▶ [Work to complete]
From the line that holds "Type out the text in this image." to the last line of the data, copy everything exactly; leave out all the rest.
* START Source data *
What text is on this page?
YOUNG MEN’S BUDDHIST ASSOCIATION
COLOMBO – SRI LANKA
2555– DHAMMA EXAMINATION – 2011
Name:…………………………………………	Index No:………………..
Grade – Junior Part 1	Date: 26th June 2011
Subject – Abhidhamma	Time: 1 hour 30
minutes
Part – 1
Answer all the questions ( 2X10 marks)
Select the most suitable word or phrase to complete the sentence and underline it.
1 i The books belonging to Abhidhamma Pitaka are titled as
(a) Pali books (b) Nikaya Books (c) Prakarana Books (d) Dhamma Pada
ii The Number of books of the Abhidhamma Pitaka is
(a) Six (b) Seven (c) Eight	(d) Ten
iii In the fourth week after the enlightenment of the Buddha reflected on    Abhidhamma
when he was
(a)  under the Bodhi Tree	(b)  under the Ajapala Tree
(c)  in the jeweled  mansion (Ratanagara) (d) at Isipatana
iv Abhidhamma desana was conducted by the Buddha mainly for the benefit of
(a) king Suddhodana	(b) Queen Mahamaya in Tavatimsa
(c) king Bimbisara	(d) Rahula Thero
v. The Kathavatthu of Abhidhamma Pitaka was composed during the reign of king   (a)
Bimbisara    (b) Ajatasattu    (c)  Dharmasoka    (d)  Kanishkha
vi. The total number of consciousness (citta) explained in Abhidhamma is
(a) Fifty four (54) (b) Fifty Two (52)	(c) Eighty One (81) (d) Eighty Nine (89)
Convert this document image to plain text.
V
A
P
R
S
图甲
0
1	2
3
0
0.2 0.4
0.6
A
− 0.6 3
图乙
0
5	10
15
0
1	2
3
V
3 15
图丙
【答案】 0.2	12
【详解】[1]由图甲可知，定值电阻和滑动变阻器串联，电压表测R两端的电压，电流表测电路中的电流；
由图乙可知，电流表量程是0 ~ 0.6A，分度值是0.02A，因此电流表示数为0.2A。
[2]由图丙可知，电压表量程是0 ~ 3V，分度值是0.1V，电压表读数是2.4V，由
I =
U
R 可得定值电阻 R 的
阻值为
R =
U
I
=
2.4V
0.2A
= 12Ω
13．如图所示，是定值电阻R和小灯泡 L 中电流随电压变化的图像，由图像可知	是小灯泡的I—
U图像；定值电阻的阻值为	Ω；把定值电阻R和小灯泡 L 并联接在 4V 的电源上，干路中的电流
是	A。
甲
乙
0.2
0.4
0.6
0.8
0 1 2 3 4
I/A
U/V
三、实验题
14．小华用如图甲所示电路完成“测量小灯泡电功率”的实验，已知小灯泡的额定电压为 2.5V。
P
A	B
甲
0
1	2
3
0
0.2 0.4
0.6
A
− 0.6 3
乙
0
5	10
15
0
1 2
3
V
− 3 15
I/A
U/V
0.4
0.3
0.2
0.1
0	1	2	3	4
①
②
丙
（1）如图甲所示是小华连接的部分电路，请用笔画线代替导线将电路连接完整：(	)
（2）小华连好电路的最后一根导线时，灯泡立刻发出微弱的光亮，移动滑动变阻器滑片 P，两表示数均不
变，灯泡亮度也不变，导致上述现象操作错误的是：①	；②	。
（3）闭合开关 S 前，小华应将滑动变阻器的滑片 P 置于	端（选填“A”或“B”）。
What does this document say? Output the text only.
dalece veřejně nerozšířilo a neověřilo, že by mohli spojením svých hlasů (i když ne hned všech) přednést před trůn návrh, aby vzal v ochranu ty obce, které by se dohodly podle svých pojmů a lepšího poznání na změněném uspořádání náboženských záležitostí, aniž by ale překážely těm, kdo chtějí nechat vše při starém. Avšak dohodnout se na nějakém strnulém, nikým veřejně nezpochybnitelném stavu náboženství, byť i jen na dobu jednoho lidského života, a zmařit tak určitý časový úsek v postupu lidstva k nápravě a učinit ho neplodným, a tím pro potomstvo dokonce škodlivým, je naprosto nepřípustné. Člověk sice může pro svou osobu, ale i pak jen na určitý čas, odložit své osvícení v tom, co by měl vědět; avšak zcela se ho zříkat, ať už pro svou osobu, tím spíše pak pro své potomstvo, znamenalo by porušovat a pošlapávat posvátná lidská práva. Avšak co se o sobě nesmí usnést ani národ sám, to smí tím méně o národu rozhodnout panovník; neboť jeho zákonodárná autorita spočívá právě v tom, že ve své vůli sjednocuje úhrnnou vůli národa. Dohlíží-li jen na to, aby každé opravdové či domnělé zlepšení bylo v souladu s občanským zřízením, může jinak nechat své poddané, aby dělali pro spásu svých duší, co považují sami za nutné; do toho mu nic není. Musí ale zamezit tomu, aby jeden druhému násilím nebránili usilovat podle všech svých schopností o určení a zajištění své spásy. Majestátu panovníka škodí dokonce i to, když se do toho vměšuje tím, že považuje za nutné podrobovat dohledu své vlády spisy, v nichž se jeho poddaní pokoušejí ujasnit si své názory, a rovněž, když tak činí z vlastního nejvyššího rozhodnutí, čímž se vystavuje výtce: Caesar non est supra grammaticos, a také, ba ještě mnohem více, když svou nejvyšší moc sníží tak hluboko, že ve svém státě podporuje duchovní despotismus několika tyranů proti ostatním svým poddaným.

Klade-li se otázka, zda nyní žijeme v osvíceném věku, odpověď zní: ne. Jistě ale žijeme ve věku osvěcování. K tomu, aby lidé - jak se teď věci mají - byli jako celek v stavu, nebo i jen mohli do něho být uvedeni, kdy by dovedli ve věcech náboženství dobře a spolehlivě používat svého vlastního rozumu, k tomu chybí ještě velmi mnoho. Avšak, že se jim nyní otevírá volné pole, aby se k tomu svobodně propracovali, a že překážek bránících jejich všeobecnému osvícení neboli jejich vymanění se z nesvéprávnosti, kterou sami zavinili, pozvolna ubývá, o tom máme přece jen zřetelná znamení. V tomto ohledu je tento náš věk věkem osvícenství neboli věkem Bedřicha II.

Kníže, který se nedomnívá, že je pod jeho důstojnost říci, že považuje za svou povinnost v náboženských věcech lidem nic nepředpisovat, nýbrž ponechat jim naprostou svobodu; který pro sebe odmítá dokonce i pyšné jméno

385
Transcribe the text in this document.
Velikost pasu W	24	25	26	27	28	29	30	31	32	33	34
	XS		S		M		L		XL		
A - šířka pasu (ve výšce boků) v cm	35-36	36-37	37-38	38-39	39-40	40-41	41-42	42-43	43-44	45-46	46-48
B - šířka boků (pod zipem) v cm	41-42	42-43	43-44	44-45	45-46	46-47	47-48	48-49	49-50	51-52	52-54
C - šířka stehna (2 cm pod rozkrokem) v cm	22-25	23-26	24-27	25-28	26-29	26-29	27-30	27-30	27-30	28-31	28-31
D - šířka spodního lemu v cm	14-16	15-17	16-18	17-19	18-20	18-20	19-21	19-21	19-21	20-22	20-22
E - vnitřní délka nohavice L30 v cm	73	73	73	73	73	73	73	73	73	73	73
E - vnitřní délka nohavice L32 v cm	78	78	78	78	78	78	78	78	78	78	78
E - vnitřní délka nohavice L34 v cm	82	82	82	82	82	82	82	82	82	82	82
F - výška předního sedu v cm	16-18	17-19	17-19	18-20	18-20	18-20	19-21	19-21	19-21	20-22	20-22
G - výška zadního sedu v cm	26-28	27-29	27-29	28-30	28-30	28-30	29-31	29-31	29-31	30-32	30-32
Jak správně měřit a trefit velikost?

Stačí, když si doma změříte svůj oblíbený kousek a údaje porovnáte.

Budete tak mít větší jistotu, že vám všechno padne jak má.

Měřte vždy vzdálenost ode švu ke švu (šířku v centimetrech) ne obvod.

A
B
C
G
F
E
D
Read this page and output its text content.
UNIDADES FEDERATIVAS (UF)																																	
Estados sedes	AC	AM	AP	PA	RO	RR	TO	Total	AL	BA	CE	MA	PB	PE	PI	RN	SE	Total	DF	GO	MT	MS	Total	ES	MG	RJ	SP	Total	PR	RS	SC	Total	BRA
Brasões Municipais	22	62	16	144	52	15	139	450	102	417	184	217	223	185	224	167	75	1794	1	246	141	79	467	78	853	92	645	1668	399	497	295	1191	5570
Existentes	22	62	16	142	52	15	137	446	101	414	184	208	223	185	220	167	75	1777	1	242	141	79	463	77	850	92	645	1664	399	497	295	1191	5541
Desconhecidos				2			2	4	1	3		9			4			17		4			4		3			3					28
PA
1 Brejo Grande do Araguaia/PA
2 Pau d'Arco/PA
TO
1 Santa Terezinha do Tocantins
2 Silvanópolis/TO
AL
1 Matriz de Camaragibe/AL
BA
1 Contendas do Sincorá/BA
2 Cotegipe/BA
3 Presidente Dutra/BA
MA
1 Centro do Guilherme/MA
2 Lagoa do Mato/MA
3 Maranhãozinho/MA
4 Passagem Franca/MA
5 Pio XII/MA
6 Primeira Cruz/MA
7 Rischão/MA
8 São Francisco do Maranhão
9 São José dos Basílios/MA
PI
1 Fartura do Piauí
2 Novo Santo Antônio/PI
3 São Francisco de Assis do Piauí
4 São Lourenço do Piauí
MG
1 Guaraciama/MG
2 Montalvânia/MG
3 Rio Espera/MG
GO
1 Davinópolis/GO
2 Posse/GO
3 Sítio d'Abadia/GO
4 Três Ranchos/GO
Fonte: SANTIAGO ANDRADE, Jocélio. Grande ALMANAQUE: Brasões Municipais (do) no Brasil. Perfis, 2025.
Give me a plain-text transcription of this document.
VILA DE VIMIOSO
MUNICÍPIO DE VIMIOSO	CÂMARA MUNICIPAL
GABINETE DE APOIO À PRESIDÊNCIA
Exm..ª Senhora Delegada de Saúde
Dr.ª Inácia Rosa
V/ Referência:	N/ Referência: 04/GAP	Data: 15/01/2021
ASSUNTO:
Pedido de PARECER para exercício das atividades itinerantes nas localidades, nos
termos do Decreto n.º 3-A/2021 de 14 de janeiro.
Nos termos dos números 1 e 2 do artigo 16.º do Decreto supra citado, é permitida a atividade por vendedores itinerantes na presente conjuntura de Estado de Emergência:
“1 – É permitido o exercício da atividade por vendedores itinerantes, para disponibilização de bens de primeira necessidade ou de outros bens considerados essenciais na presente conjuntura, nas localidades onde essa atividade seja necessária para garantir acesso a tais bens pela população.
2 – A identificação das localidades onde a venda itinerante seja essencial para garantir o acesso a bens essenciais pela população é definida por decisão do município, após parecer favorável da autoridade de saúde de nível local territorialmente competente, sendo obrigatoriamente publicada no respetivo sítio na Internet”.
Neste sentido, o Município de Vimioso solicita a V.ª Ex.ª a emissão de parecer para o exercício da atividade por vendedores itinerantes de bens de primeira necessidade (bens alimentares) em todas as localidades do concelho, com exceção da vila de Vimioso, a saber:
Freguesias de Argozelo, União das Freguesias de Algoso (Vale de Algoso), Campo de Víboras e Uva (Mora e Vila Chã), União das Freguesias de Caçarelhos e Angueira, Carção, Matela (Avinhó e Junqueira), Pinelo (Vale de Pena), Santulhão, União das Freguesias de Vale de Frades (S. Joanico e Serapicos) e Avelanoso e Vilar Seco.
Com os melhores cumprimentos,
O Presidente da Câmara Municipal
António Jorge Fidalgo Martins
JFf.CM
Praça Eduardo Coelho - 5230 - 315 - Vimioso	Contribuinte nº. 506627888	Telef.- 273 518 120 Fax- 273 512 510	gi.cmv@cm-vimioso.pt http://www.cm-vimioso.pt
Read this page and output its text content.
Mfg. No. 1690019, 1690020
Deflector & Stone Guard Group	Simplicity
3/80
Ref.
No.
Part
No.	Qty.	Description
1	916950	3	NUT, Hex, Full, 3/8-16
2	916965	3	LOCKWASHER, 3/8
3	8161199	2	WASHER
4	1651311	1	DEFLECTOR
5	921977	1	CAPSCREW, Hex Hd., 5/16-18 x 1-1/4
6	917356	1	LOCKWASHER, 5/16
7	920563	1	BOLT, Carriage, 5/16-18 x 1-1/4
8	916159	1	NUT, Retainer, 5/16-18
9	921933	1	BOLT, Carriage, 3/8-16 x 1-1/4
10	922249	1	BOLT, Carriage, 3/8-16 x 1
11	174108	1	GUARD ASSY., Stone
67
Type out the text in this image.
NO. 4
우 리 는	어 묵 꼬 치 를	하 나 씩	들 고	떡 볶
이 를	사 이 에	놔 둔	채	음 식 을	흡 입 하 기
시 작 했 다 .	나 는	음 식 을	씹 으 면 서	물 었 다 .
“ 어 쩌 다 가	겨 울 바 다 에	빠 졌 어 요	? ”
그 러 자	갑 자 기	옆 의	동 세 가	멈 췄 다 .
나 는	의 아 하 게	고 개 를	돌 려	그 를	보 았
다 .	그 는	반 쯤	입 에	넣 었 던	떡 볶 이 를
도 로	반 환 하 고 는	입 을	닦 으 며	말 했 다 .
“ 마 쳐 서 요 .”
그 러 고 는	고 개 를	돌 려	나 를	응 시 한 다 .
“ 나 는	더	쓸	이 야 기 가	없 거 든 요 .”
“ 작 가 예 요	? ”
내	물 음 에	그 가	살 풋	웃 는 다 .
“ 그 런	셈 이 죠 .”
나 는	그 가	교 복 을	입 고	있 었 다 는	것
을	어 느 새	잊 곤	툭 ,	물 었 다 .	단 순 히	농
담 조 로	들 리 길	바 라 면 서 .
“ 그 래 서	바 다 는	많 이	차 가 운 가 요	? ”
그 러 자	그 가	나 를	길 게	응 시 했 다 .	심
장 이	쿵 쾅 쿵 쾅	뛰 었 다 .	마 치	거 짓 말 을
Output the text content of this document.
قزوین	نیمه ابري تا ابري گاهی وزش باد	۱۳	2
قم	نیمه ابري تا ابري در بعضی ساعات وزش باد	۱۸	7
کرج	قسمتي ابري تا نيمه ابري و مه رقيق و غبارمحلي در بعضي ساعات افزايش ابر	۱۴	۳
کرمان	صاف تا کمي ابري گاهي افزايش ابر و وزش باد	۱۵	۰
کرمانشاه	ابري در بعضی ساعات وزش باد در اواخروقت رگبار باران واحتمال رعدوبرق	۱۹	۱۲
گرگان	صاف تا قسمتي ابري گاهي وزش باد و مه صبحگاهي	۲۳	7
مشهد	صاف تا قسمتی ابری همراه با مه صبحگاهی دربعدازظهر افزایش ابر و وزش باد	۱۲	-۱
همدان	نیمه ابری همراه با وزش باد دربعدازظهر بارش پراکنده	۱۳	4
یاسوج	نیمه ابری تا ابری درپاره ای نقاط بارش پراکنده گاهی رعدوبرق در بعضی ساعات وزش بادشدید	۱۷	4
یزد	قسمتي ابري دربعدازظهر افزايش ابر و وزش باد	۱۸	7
* END Source data *
▶ [Expected output]
Type out the text in this image.
NO. 4
우 리 는	어 묵 꼬 치 를	하 나 씩	들 고	떡 볶
이 를	사 이 에	놔 둔	채	음 식 을	흡 입 하 기
시 작 했 다 .	나 는	음 식 을	씹 으 면 서	물 었 다 .
“ 어 쩌 다 가	겨 울 바 다 에	빠 졌 어 요	? ”
그 러 자	갑 자 기	옆 의	동 세 가	멈 췄 다 .
나 는	의 아 하 게	고 개 를	돌 려	그 를	보 았
다 .	그 는	반 쯤	입 에	넣 었 던	떡 볶 이 를
도 로	반 환 하 고 는	입 을	닦 으 며	말 했 다 .
“ 마 쳐 서 요 .”
그 러 고 는	고 개 를	돌 려	나 를	응 시 한 다 .
“ 나 는	더	쓸	이 야 기 가	없 거 든 요 .”
“ 작 가 예 요	? ”
내	물 음 에	그 가	살 풋	웃 는 다 .
“ 그 런	셈 이 죠 .”
나 는	그 가	교 복 을	입 고	있 었 다 는	것
을	어 느 새	잊 곤	툭 ,	물 었 다 .	단 순 히	농
담 조 로	들 리 길	바 라 면 서 .
“ 그 래 서	바 다 는	많 이	차 가 운 가 요	? ”
그 러 자	그 가	나 를	길 게	응 시 했 다 .	심
장 이	쿵 쾅 쿵 쾅	뛰 었 다 .	마 치	거 짓 말 을
Output the text content of this document.
قزوین	نیمه ابري تا ابري گاهی وزش باد	۱۳	2
قم	نیمه ابري تا ابري در بعضی ساعات وزش باد	۱۸	7
کرج	قسمتي ابري تا نيمه ابري و مه رقيق و غبارمحلي در بعضي ساعات افزايش ابر	۱۴	۳
کرمان	صاف تا کمي ابري گاهي افزايش ابر و وزش باد	۱۵	۰
کرمانشاه	ابري در بعضی ساعات وزش باد در اواخروقت رگبار باران واحتمال رعدوبرق	۱۹	۱۲
گرگان	صاف تا قسمتي ابري گاهي وزش باد و مه صبحگاهي	۲۳	7
مشهد	صاف تا قسمتی ابری همراه با مه صبحگاهی دربعدازظهر افزایش ابر و وزش باد	۱۲	-۱
همدان	نیمه ابری همراه با وزش باد دربعدازظهر بارش پراکنده	۱۳	4
یاسوج	نیمه ابری تا ابری درپاره ای نقاط بارش پراکنده گاهی رعدوبرق در بعضی ساعات وزش بادشدید	۱۷	4
یزد	قسمتي ابري دربعدازظهر افزايش ابر و وزش باد	۱۸	7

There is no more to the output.